◆ **To be done**: Leaving the pictures aside, transcribe every line below exactly.

◆ **Dataset rows**:
***

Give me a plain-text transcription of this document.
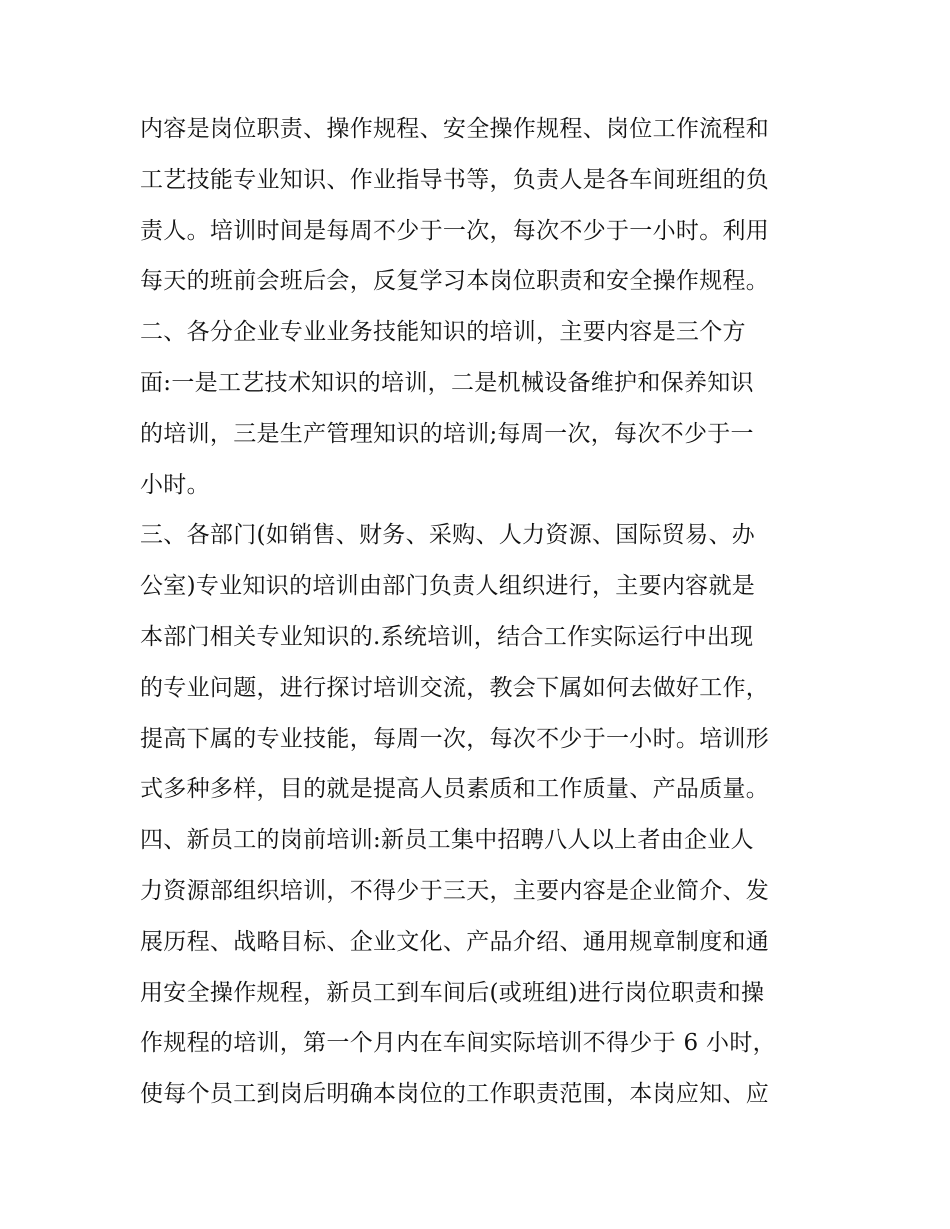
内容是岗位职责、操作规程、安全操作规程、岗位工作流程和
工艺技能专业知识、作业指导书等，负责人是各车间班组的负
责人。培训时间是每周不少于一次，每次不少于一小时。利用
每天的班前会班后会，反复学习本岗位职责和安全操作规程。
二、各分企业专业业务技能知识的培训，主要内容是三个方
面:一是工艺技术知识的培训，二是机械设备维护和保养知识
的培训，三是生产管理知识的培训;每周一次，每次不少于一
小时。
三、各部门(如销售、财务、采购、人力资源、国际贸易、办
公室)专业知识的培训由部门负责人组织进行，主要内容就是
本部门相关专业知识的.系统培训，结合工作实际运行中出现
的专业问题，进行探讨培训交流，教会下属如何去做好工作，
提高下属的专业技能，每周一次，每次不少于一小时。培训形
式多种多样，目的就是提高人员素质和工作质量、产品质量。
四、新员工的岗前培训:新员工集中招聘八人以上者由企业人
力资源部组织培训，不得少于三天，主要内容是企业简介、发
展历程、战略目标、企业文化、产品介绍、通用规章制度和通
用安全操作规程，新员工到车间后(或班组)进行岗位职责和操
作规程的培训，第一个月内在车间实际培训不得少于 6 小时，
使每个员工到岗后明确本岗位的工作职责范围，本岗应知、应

***

◆ **Finished task**:
Give me a plain-text transcription of this document.
内容是岗位职责、操作规程、安全操作规程、岗位工作流程和
工艺技能专业知识、作业指导书等，负责人是各车间班组的负
责人。培训时间是每周不少于一次，每次不少于一小时。利用
每天的班前会班后会，反复学习本岗位职责和安全操作规程。
二、各分企业专业业务技能知识的培训，主要内容是三个方
面:一是工艺技术知识的培训，二是机械设备维护和保养知识
的培训，三是生产管理知识的培训;每周一次，每次不少于一
小时。
三、各部门(如销售、财务、采购、人力资源、国际贸易、办
公室)专业知识的培训由部门负责人组织进行，主要内容就是
本部门相关专业知识的.系统培训，结合工作实际运行中出现
的专业问题，进行探讨培训交流，教会下属如何去做好工作，
提高下属的专业技能，每周一次，每次不少于一小时。培训形
式多种多样，目的就是提高人员素质和工作质量、产品质量。
四、新员工的岗前培训:新员工集中招聘八人以上者由企业人
力资源部组织培训，不得少于三天，主要内容是企业简介、发
展历程、战略目标、企业文化、产品介绍、通用规章制度和通
用安全操作规程，新员工到车间后(或班组)进行岗位职责和操
作规程的培训，第一个月内在车间实际培训不得少于 6 小时，
使每个员工到岗后明确本岗位的工作职责范围，本岗应知、应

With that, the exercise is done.